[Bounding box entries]
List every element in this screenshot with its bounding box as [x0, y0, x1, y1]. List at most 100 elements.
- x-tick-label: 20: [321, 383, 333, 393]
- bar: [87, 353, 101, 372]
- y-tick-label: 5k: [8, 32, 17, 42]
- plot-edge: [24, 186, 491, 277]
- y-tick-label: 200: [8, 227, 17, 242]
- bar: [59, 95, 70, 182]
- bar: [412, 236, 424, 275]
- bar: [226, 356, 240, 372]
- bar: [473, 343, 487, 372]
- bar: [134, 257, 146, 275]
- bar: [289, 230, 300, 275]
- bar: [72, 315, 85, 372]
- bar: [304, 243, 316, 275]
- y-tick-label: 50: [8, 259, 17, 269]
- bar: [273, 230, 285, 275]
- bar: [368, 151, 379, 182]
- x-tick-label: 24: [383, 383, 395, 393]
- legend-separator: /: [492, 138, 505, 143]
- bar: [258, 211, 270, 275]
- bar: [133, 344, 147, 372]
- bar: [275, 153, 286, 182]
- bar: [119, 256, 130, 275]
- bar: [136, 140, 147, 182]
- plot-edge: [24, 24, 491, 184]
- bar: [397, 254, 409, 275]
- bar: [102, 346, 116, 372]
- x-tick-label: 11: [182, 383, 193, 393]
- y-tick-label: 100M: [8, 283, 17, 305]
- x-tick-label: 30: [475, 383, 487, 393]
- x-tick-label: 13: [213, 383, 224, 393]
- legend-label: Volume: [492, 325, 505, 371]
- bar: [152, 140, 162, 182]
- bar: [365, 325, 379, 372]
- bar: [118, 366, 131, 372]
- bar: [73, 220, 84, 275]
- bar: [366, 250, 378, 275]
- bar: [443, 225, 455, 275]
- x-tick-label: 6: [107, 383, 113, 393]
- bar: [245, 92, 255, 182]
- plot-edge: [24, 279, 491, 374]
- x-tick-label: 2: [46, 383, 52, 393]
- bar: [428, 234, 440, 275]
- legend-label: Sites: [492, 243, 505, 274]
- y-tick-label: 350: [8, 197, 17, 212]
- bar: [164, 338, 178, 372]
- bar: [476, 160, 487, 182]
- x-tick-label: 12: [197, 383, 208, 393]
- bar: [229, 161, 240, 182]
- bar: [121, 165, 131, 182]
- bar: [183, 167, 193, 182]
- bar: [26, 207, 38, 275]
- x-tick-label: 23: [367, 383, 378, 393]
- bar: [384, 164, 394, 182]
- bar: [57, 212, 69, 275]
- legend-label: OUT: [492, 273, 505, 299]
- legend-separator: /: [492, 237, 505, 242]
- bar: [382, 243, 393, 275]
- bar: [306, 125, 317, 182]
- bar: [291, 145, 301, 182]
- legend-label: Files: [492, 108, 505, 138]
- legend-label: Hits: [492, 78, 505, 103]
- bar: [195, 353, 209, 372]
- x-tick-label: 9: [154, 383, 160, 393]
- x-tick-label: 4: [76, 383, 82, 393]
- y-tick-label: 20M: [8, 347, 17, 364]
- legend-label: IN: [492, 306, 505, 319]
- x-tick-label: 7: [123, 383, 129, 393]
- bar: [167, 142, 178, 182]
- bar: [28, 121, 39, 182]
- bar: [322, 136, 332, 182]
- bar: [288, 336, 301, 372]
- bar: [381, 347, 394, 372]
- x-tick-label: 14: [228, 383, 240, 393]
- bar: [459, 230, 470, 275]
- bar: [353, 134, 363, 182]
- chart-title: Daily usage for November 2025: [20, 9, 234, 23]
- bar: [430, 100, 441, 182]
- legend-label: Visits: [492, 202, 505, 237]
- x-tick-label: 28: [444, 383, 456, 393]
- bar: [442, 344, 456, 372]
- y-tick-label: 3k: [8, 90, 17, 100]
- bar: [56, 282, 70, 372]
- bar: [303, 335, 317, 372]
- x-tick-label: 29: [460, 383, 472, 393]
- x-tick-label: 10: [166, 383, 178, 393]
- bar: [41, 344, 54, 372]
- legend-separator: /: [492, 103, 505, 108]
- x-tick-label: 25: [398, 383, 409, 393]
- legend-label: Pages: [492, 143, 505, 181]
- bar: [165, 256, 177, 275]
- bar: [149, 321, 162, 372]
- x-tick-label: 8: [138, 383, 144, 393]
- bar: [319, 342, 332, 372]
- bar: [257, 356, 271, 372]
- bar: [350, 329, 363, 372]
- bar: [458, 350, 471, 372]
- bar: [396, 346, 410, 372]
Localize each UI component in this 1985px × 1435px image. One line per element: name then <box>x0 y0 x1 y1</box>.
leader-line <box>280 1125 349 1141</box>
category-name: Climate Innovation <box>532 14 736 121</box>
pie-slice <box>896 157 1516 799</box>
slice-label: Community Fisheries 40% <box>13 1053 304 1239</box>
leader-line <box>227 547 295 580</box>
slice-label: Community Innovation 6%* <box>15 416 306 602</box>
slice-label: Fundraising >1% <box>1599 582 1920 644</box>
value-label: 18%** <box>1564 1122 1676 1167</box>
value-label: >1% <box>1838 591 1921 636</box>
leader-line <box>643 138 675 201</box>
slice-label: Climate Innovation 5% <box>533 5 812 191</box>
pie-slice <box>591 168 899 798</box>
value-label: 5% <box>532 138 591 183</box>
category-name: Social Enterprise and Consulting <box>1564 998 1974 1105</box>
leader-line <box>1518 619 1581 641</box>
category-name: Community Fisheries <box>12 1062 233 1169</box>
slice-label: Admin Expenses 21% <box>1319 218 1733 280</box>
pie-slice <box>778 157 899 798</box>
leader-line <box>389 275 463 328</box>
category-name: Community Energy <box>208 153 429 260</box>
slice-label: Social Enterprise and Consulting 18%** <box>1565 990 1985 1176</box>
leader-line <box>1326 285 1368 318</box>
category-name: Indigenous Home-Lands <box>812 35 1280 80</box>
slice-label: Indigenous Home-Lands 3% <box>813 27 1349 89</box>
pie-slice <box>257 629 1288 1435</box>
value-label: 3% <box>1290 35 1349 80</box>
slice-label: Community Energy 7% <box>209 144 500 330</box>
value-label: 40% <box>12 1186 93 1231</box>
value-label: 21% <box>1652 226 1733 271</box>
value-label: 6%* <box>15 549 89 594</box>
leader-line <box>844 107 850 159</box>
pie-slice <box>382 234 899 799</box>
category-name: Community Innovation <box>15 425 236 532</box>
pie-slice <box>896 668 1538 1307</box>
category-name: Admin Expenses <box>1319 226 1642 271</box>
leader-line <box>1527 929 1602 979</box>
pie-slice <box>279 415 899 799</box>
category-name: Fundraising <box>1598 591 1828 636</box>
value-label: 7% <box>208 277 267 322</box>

__SHORT EXERCISE__:
Reproduce every line of the material above, character for character and in the same order, with nothing changed, left out, or added.

__THE SOLUTION__:
List every element in this screenshot with its bounding box as [x0, y0, x1, y1]. List at most 100 elements.
- x-tick-label: 20: [321, 383, 333, 393]
- bar: [87, 353, 101, 372]
- y-tick-label: 5k: [8, 32, 17, 42]
- plot-edge: [24, 186, 491, 277]
- y-tick-label: 200: [8, 227, 17, 242]
- bar: [59, 95, 70, 182]
- bar: [412, 236, 424, 275]
- bar: [226, 356, 240, 372]
- bar: [473, 343, 487, 372]
- bar: [134, 257, 146, 275]
- bar: [289, 230, 300, 275]
- bar: [72, 315, 85, 372]
- bar: [304, 243, 316, 275]
- y-tick-label: 50: [8, 259, 17, 269]
- bar: [273, 230, 285, 275]
- bar: [368, 151, 379, 182]
- x-tick-label: 24: [383, 383, 395, 393]
- legend-separator: /: [492, 138, 505, 143]
- bar: [258, 211, 270, 275]
- bar: [133, 344, 147, 372]
- bar: [275, 153, 286, 182]
- bar: [119, 256, 130, 275]
- bar: [136, 140, 147, 182]
- plot-edge: [24, 24, 491, 184]
- bar: [397, 254, 409, 275]
- bar: [102, 346, 116, 372]
- x-tick-label: 11: [182, 383, 193, 393]
- y-tick-label: 100M: [8, 283, 17, 305]
- x-tick-label: 30: [475, 383, 487, 393]
- x-tick-label: 13: [213, 383, 224, 393]
- legend-label: Volume: [492, 325, 505, 371]
- bar: [152, 140, 162, 182]
- bar: [365, 325, 379, 372]
- bar: [118, 366, 131, 372]
- bar: [73, 220, 84, 275]
- bar: [366, 250, 378, 275]
- bar: [443, 225, 455, 275]
- x-tick-label: 6: [107, 383, 113, 393]
- bar: [245, 92, 255, 182]
- plot-edge: [24, 279, 491, 374]
- x-tick-label: 2: [46, 383, 52, 393]
- bar: [428, 234, 440, 275]
- legend-label: Sites: [492, 243, 505, 274]
- y-tick-label: 350: [8, 197, 17, 212]
- bar: [164, 338, 178, 372]
- bar: [476, 160, 487, 182]
- x-tick-label: 12: [197, 383, 208, 393]
- bar: [229, 161, 240, 182]
- bar: [121, 165, 131, 182]
- bar: [183, 167, 193, 182]
- bar: [26, 207, 38, 275]
- x-tick-label: 23: [367, 383, 378, 393]
- bar: [384, 164, 394, 182]
- bar: [57, 212, 69, 275]
- legend-label: OUT: [492, 273, 505, 299]
- legend-separator: /: [492, 237, 505, 242]
- bar: [382, 243, 393, 275]
- bar: [306, 125, 317, 182]
- bar: [291, 145, 301, 182]
- legend-label: Files: [492, 108, 505, 138]
- legend-label: Hits: [492, 78, 505, 103]
- bar: [195, 353, 209, 372]
- x-tick-label: 9: [154, 383, 160, 393]
- x-tick-label: 4: [76, 383, 82, 393]
- y-tick-label: 20M: [8, 347, 17, 364]
- legend-label: IN: [492, 306, 505, 319]
- x-tick-label: 7: [123, 383, 129, 393]
- bar: [167, 142, 178, 182]
- bar: [28, 121, 39, 182]
- bar: [322, 136, 332, 182]
- bar: [288, 336, 301, 372]
- bar: [381, 347, 394, 372]
- x-tick-label: 14: [228, 383, 240, 393]
- bar: [459, 230, 470, 275]
- bar: [353, 134, 363, 182]
- chart-title: Daily usage for November 2025: [20, 9, 234, 23]
- bar: [430, 100, 441, 182]
- legend-label: Visits: [492, 202, 505, 237]
- x-tick-label: 28: [444, 383, 456, 393]
- bar: [442, 344, 456, 372]
- y-tick-label: 3k: [8, 90, 17, 100]
- bar: [56, 282, 70, 372]
- bar: [303, 335, 317, 372]
- x-tick-label: 29: [460, 383, 472, 393]
- x-tick-label: 10: [166, 383, 178, 393]
- bar: [41, 344, 54, 372]
- legend-separator: /: [492, 103, 505, 108]
- x-tick-label: 25: [398, 383, 409, 393]
- legend-label: Pages: [492, 143, 505, 181]
- bar: [165, 256, 177, 275]
- bar: [149, 321, 162, 372]
- x-tick-label: 8: [138, 383, 144, 393]
- bar: [319, 342, 332, 372]
- bar: [257, 356, 271, 372]
- bar: [350, 329, 363, 372]
- bar: [458, 350, 471, 372]
- bar: [396, 346, 410, 372]
Localize each UI component in this 1985px × 1435px image. One line per element: name then <box>x0 y0 x1 y1</box>.
leader-line <box>280 1125 349 1141</box>
category-name: Climate Innovation <box>532 14 736 121</box>
pie-slice <box>896 157 1516 799</box>
slice-label: Community Fisheries 40% <box>13 1053 304 1239</box>
leader-line <box>227 547 295 580</box>
slice-label: Community Innovation 6%* <box>15 416 306 602</box>
slice-label: Fundraising >1% <box>1599 582 1920 644</box>
value-label: 18%** <box>1564 1122 1676 1167</box>
value-label: >1% <box>1838 591 1921 636</box>
leader-line <box>643 138 675 201</box>
slice-label: Climate Innovation 5% <box>533 5 812 191</box>
pie-slice <box>591 168 899 798</box>
value-label: 5% <box>532 138 591 183</box>
category-name: Social Enterprise and Consulting <box>1564 998 1974 1105</box>
leader-line <box>1518 619 1581 641</box>
category-name: Community Fisheries <box>12 1062 233 1169</box>
slice-label: Admin Expenses 21% <box>1319 218 1733 280</box>
pie-slice <box>778 157 899 798</box>
leader-line <box>389 275 463 328</box>
category-name: Community Energy <box>208 153 429 260</box>
slice-label: Social Enterprise and Consulting 18%** <box>1565 990 1985 1176</box>
leader-line <box>1326 285 1368 318</box>
category-name: Indigenous Home-Lands <box>812 35 1280 80</box>
slice-label: Indigenous Home-Lands 3% <box>813 27 1349 89</box>
pie-slice <box>257 629 1288 1435</box>
value-label: 3% <box>1290 35 1349 80</box>
slice-label: Community Energy 7% <box>209 144 500 330</box>
value-label: 40% <box>12 1186 93 1231</box>
value-label: 21% <box>1652 226 1733 271</box>
value-label: 6%* <box>15 549 89 594</box>
leader-line <box>844 107 850 159</box>
pie-slice <box>382 234 899 799</box>
category-name: Community Innovation <box>15 425 236 532</box>
pie-slice <box>896 668 1538 1307</box>
category-name: Admin Expenses <box>1319 226 1642 271</box>
leader-line <box>1527 929 1602 979</box>
pie-slice <box>279 415 899 799</box>
category-name: Fundraising <box>1598 591 1828 636</box>
value-label: 7% <box>208 277 267 322</box>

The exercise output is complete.